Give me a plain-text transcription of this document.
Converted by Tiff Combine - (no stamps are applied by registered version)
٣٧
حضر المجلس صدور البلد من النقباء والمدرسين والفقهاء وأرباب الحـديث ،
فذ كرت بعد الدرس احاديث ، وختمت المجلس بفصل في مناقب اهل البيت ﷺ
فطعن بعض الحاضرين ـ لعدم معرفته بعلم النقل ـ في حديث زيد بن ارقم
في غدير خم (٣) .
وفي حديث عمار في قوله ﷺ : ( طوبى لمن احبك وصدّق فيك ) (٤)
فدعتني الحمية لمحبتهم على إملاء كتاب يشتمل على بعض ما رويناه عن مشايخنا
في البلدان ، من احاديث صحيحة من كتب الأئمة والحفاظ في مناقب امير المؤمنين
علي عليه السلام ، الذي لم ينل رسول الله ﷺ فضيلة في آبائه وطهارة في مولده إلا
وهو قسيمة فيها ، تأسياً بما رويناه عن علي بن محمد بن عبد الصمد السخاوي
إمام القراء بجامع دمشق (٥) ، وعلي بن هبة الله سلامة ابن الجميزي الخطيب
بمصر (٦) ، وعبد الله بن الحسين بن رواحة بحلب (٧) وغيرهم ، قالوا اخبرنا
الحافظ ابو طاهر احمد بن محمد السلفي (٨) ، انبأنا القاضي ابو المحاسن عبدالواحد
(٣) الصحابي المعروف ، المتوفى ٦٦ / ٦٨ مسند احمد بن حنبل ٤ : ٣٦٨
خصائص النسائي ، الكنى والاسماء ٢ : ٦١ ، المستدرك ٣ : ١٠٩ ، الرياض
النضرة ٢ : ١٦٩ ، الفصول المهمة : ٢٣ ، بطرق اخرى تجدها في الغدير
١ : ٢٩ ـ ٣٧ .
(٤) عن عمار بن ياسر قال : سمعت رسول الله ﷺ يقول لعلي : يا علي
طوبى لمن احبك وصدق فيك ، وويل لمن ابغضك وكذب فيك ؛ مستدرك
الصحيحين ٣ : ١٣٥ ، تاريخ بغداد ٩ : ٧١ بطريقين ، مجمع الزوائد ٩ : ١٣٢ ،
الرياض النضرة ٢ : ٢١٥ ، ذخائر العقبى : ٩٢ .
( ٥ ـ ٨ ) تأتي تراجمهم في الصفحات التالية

• Problem to work on:
Pick out the lines above that hold the string "محمد" and show them.

• Written response:
وهو قسيمة فيها ، تأسياً بما رويناه عن علي بن محمد بن عبد الصمد السخاوي
الحافظ ابو طاهر احمد بن محمد السلفي (٨) ، انبأنا القاضي ابو المحاسن عبدالواحد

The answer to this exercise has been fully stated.